— begin RAW DATA —

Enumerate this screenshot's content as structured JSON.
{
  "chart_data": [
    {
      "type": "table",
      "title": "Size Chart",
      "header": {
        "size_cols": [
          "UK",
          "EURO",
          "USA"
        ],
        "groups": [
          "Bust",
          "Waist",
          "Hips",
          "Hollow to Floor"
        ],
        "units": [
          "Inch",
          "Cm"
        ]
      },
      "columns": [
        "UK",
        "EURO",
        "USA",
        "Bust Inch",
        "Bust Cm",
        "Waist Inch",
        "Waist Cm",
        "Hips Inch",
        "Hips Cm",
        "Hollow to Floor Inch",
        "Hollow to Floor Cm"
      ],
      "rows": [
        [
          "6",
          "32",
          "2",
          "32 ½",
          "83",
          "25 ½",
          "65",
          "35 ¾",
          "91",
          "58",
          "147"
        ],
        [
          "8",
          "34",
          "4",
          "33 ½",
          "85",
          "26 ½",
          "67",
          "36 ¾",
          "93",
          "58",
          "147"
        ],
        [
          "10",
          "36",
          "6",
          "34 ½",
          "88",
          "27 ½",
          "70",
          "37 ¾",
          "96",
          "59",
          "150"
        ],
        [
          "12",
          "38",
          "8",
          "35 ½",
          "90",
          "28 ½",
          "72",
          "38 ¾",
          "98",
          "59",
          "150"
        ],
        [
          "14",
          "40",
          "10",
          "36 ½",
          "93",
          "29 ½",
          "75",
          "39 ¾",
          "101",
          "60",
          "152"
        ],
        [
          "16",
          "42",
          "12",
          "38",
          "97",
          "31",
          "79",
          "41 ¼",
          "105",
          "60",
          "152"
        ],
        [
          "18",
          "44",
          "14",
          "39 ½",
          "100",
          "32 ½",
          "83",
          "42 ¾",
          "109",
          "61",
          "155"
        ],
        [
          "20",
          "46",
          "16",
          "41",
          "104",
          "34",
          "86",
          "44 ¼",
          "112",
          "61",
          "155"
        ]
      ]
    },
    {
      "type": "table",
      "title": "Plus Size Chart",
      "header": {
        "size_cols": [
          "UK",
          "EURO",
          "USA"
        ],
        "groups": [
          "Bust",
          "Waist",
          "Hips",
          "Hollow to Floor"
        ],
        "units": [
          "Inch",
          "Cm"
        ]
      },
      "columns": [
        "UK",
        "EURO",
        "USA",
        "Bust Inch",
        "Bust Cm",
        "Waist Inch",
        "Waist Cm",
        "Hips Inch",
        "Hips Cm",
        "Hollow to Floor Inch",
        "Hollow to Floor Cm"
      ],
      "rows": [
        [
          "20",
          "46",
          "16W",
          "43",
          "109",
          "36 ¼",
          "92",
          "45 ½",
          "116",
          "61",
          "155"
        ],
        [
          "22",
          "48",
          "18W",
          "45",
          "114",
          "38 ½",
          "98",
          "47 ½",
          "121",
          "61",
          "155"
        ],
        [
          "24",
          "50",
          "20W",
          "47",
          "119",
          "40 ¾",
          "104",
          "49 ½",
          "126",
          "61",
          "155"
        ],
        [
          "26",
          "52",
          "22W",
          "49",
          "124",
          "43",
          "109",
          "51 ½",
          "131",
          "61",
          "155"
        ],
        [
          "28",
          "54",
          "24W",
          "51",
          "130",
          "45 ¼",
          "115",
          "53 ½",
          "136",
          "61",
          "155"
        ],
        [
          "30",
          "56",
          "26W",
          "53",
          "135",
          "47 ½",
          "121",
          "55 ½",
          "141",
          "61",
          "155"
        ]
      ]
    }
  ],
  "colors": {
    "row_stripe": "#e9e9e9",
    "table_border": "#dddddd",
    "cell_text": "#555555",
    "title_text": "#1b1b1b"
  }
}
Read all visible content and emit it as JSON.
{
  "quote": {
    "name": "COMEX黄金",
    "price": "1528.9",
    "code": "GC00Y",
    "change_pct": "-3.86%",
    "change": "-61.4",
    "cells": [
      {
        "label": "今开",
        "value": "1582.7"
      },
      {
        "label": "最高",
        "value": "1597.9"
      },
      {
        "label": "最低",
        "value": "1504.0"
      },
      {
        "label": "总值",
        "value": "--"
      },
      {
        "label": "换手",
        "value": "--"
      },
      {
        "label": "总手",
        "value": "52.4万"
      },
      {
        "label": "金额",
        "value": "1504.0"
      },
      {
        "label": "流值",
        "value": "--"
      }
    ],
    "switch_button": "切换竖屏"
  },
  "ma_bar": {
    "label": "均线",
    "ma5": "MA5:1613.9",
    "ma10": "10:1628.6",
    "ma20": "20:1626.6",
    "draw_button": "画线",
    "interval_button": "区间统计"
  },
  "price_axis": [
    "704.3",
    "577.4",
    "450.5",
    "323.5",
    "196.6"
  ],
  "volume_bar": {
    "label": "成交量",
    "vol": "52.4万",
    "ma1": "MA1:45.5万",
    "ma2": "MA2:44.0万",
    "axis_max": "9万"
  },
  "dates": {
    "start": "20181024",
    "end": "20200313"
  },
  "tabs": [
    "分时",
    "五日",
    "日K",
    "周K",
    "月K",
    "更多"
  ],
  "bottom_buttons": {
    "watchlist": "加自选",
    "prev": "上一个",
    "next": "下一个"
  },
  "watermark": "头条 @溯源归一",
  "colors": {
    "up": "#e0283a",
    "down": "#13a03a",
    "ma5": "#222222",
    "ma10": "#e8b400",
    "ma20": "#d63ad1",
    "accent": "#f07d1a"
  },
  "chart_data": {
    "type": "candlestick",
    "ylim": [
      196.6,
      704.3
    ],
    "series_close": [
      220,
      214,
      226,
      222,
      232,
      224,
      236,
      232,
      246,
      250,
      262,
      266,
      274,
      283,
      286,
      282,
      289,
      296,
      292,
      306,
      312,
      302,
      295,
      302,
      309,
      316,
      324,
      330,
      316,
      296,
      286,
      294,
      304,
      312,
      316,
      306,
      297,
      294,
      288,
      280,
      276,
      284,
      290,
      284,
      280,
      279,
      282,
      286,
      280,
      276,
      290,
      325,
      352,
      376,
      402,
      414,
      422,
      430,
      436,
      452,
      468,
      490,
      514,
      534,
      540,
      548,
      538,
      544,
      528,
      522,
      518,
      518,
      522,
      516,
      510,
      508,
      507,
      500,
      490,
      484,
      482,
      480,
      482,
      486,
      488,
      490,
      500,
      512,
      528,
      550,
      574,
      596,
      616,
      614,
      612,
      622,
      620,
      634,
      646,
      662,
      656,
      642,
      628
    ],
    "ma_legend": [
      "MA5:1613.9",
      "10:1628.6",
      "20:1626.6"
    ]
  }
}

— end RAW DATA —

Copy the entries above exactly, leaving none out.

__COMPLETED EXERCISE__
Enumerate this screenshot's content as structured JSON.
{
  "chart_data": [
    {
      "type": "table",
      "title": "Size Chart",
      "header": {
        "size_cols": [
          "UK",
          "EURO",
          "USA"
        ],
        "groups": [
          "Bust",
          "Waist",
          "Hips",
          "Hollow to Floor"
        ],
        "units": [
          "Inch",
          "Cm"
        ]
      },
      "columns": [
        "UK",
        "EURO",
        "USA",
        "Bust Inch",
        "Bust Cm",
        "Waist Inch",
        "Waist Cm",
        "Hips Inch",
        "Hips Cm",
        "Hollow to Floor Inch",
        "Hollow to Floor Cm"
      ],
      "rows": [
        [
          "6",
          "32",
          "2",
          "32 ½",
          "83",
          "25 ½",
          "65",
          "35 ¾",
          "91",
          "58",
          "147"
        ],
        [
          "8",
          "34",
          "4",
          "33 ½",
          "85",
          "26 ½",
          "67",
          "36 ¾",
          "93",
          "58",
          "147"
        ],
        [
          "10",
          "36",
          "6",
          "34 ½",
          "88",
          "27 ½",
          "70",
          "37 ¾",
          "96",
          "59",
          "150"
        ],
        [
          "12",
          "38",
          "8",
          "35 ½",
          "90",
          "28 ½",
          "72",
          "38 ¾",
          "98",
          "59",
          "150"
        ],
        [
          "14",
          "40",
          "10",
          "36 ½",
          "93",
          "29 ½",
          "75",
          "39 ¾",
          "101",
          "60",
          "152"
        ],
        [
          "16",
          "42",
          "12",
          "38",
          "97",
          "31",
          "79",
          "41 ¼",
          "105",
          "60",
          "152"
        ],
        [
          "18",
          "44",
          "14",
          "39 ½",
          "100",
          "32 ½",
          "83",
          "42 ¾",
          "109",
          "61",
          "155"
        ],
        [
          "20",
          "46",
          "16",
          "41",
          "104",
          "34",
          "86",
          "44 ¼",
          "112",
          "61",
          "155"
        ]
      ]
    },
    {
      "type": "table",
      "title": "Plus Size Chart",
      "header": {
        "size_cols": [
          "UK",
          "EURO",
          "USA"
        ],
        "groups": [
          "Bust",
          "Waist",
          "Hips",
          "Hollow to Floor"
        ],
        "units": [
          "Inch",
          "Cm"
        ]
      },
      "columns": [
        "UK",
        "EURO",
        "USA",
        "Bust Inch",
        "Bust Cm",
        "Waist Inch",
        "Waist Cm",
        "Hips Inch",
        "Hips Cm",
        "Hollow to Floor Inch",
        "Hollow to Floor Cm"
      ],
      "rows": [
        [
          "20",
          "46",
          "16W",
          "43",
          "109",
          "36 ¼",
          "92",
          "45 ½",
          "116",
          "61",
          "155"
        ],
        [
          "22",
          "48",
          "18W",
          "45",
          "114",
          "38 ½",
          "98",
          "47 ½",
          "121",
          "61",
          "155"
        ],
        [
          "24",
          "50",
          "20W",
          "47",
          "119",
          "40 ¾",
          "104",
          "49 ½",
          "126",
          "61",
          "155"
        ],
        [
          "26",
          "52",
          "22W",
          "49",
          "124",
          "43",
          "109",
          "51 ½",
          "131",
          "61",
          "155"
        ],
        [
          "28",
          "54",
          "24W",
          "51",
          "130",
          "45 ¼",
          "115",
          "53 ½",
          "136",
          "61",
          "155"
        ],
        [
          "30",
          "56",
          "26W",
          "53",
          "135",
          "47 ½",
          "121",
          "55 ½",
          "141",
          "61",
          "155"
        ]
      ]
    }
  ],
  "colors": {
    "row_stripe": "#e9e9e9",
    "table_border": "#dddddd",
    "cell_text": "#555555",
    "title_text": "#1b1b1b"
  }
}
Read all visible content and emit it as JSON.
{
  "quote": {
    "name": "COMEX黄金",
    "price": "1528.9",
    "code": "GC00Y",
    "change_pct": "-3.86%",
    "change": "-61.4",
    "cells": [
      {
        "label": "今开",
        "value": "1582.7"
      },
      {
        "label": "最高",
        "value": "1597.9"
      },
      {
        "label": "最低",
        "value": "1504.0"
      },
      {
        "label": "总值",
        "value": "--"
      },
      {
        "label": "换手",
        "value": "--"
      },
      {
        "label": "总手",
        "value": "52.4万"
      },
      {
        "label": "金额",
        "value": "1504.0"
      },
      {
        "label": "流值",
        "value": "--"
      }
    ],
    "switch_button": "切换竖屏"
  },
  "ma_bar": {
    "label": "均线",
    "ma5": "MA5:1613.9",
    "ma10": "10:1628.6",
    "ma20": "20:1626.6",
    "draw_button": "画线",
    "interval_button": "区间统计"
  },
  "price_axis": [
    "704.3",
    "577.4",
    "450.5",
    "323.5",
    "196.6"
  ],
  "volume_bar": {
    "label": "成交量",
    "vol": "52.4万",
    "ma1": "MA1:45.5万",
    "ma2": "MA2:44.0万",
    "axis_max": "9万"
  },
  "dates": {
    "start": "20181024",
    "end": "20200313"
  },
  "tabs": [
    "分时",
    "五日",
    "日K",
    "周K",
    "月K",
    "更多"
  ],
  "bottom_buttons": {
    "watchlist": "加自选",
    "prev": "上一个",
    "next": "下一个"
  },
  "watermark": "头条 @溯源归一",
  "colors": {
    "up": "#e0283a",
    "down": "#13a03a",
    "ma5": "#222222",
    "ma10": "#e8b400",
    "ma20": "#d63ad1",
    "accent": "#f07d1a"
  },
  "chart_data": {
    "type": "candlestick",
    "ylim": [
      196.6,
      704.3
    ],
    "series_close": [
      220,
      214,
      226,
      222,
      232,
      224,
      236,
      232,
      246,
      250,
      262,
      266,
      274,
      283,
      286,
      282,
      289,
      296,
      292,
      306,
      312,
      302,
      295,
      302,
      309,
      316,
      324,
      330,
      316,
      296,
      286,
      294,
      304,
      312,
      316,
      306,
      297,
      294,
      288,
      280,
      276,
      284,
      290,
      284,
      280,
      279,
      282,
      286,
      280,
      276,
      290,
      325,
      352,
      376,
      402,
      414,
      422,
      430,
      436,
      452,
      468,
      490,
      514,
      534,
      540,
      548,
      538,
      544,
      528,
      522,
      518,
      518,
      522,
      516,
      510,
      508,
      507,
      500,
      490,
      484,
      482,
      480,
      482,
      486,
      488,
      490,
      500,
      512,
      528,
      550,
      574,
      596,
      616,
      614,
      612,
      622,
      620,
      634,
      646,
      662,
      656,
      642,
      628
    ],
    "ma_legend": [
      "MA5:1613.9",
      "10:1628.6",
      "20:1626.6"
    ]
  }
}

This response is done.